(Work to be completed):
Below is a listing; write it out exactly and drop any images from it.

--*--

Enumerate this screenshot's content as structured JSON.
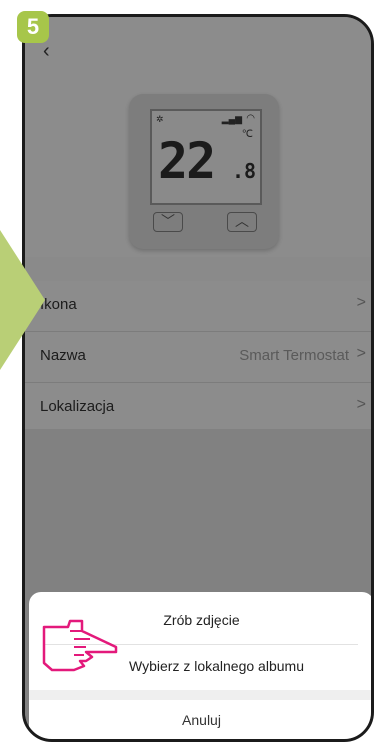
{
  "step_badge": "5",
  "nav": {
    "back_icon": "‹"
  },
  "device": {
    "temperature_int": "22",
    "temperature_dec": ".8",
    "unit": "℃",
    "fan_icon": "fan-icon",
    "signal_icon": "signal-icon",
    "wifi_icon": "wifi-icon",
    "down_button": "﹀",
    "up_button": "︿"
  },
  "settings": [
    {
      "label": "Ikona",
      "value": "",
      "chevron": ">"
    },
    {
      "label": "Nazwa",
      "value": "Smart Termostat",
      "chevron": ">"
    },
    {
      "label": "Lokalizacja",
      "value": "",
      "chevron": ">"
    }
  ],
  "action_sheet": {
    "take_photo": "Zrób zdjęcie",
    "choose_album": "Wybierz z lokalnego albumu",
    "cancel": "Anuluj"
  },
  "colors": {
    "accent_badge": "#a7c64a",
    "pointer_hand": "#e3197b",
    "overlay": "#8c8c8c"
  }
}
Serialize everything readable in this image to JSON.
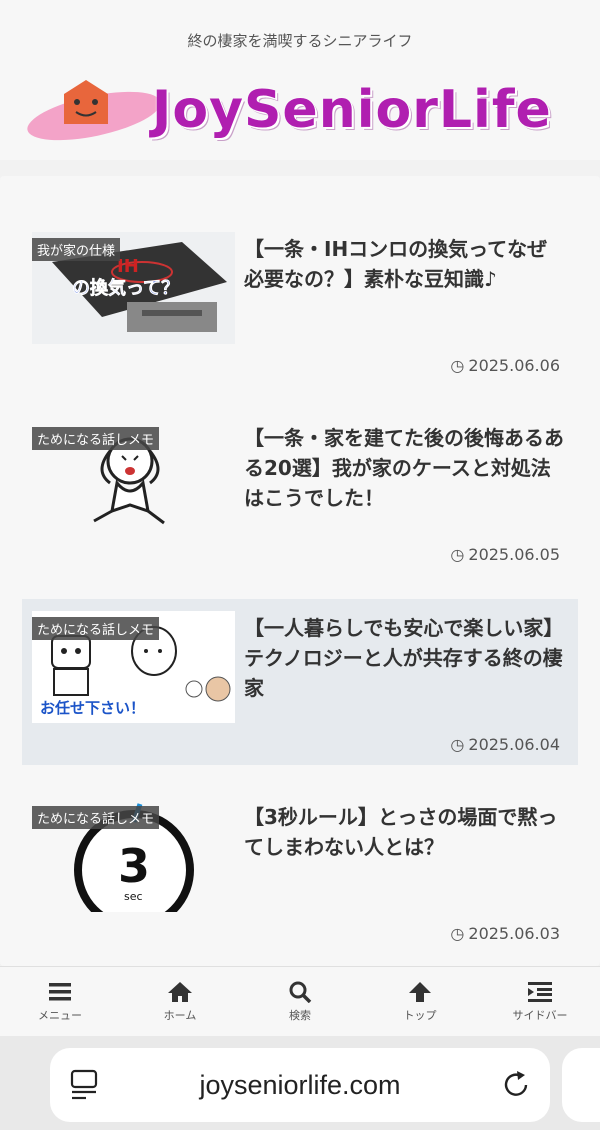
{
  "header": {
    "tagline": "終の棲家を満喫するシニアライフ",
    "logo_text": "JoySeniorLife"
  },
  "posts": [
    {
      "category": "我が家の仕様",
      "title": "【一条・IHコンロの換気ってなぜ必要なの？】素朴な豆知識♪",
      "date": "2025.06.06",
      "thumb_text": "IH の換気って？"
    },
    {
      "category": "ためになる話しメモ",
      "title": "【一条・家を建てた後の後悔あるある20選】我が家のケースと対処法はこうでした！",
      "date": "2025.06.05"
    },
    {
      "category": "ためになる話しメモ",
      "title": "【一人暮らしでも安心で楽しい家】テクノロジーと人が共存する終の棲家",
      "date": "2025.06.04",
      "thumb_text": "お任せ下さい！"
    },
    {
      "category": "ためになる話しメモ",
      "title": "【3秒ルール】とっさの場面で黙ってしまわない人とは？",
      "date": "2025.06.03",
      "thumb_number": "3",
      "thumb_unit": "sec"
    }
  ],
  "bottom_nav": [
    {
      "label": "メニュー",
      "icon": "menu-icon"
    },
    {
      "label": "ホーム",
      "icon": "home-icon"
    },
    {
      "label": "検索",
      "icon": "search-icon"
    },
    {
      "label": "トップ",
      "icon": "arrow-up-icon"
    },
    {
      "label": "サイドバー",
      "icon": "sidebar-icon"
    }
  ],
  "browser": {
    "url": "joyseniorlife.com"
  },
  "colors": {
    "logo": "#b01fb0",
    "active_post_bg": "#e6eaee",
    "category_bg": "#464646"
  }
}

--*--

(Result below):
Enumerate this screenshot's content as structured JSON.
{
  "step_badge": "5",
  "nav": {
    "back_icon": "‹"
  },
  "device": {
    "temperature_int": "22",
    "temperature_dec": ".8",
    "unit": "℃",
    "fan_icon": "fan-icon",
    "signal_icon": "signal-icon",
    "wifi_icon": "wifi-icon",
    "down_button": "﹀",
    "up_button": "︿"
  },
  "settings": [
    {
      "label": "Ikona",
      "value": "",
      "chevron": ">"
    },
    {
      "label": "Nazwa",
      "value": "Smart Termostat",
      "chevron": ">"
    },
    {
      "label": "Lokalizacja",
      "value": "",
      "chevron": ">"
    }
  ],
  "action_sheet": {
    "take_photo": "Zrób zdjęcie",
    "choose_album": "Wybierz z lokalnego albumu",
    "cancel": "Anuluj"
  },
  "colors": {
    "accent_badge": "#a7c64a",
    "pointer_hand": "#e3197b",
    "overlay": "#8c8c8c"
  }
}
Serialize everything readable in this image to JSON.
{
  "header": {
    "tagline": "終の棲家を満喫するシニアライフ",
    "logo_text": "JoySeniorLife"
  },
  "posts": [
    {
      "category": "我が家の仕様",
      "title": "【一条・IHコンロの換気ってなぜ必要なの？】素朴な豆知識♪",
      "date": "2025.06.06",
      "thumb_text": "IH の換気って？"
    },
    {
      "category": "ためになる話しメモ",
      "title": "【一条・家を建てた後の後悔あるある20選】我が家のケースと対処法はこうでした！",
      "date": "2025.06.05"
    },
    {
      "category": "ためになる話しメモ",
      "title": "【一人暮らしでも安心で楽しい家】テクノロジーと人が共存する終の棲家",
      "date": "2025.06.04",
      "thumb_text": "お任せ下さい！"
    },
    {
      "category": "ためになる話しメモ",
      "title": "【3秒ルール】とっさの場面で黙ってしまわない人とは？",
      "date": "2025.06.03",
      "thumb_number": "3",
      "thumb_unit": "sec"
    }
  ],
  "bottom_nav": [
    {
      "label": "メニュー",
      "icon": "menu-icon"
    },
    {
      "label": "ホーム",
      "icon": "home-icon"
    },
    {
      "label": "検索",
      "icon": "search-icon"
    },
    {
      "label": "トップ",
      "icon": "arrow-up-icon"
    },
    {
      "label": "サイドバー",
      "icon": "sidebar-icon"
    }
  ],
  "browser": {
    "url": "joyseniorlife.com"
  },
  "colors": {
    "logo": "#b01fb0",
    "active_post_bg": "#e6eaee",
    "category_bg": "#464646"
  }
}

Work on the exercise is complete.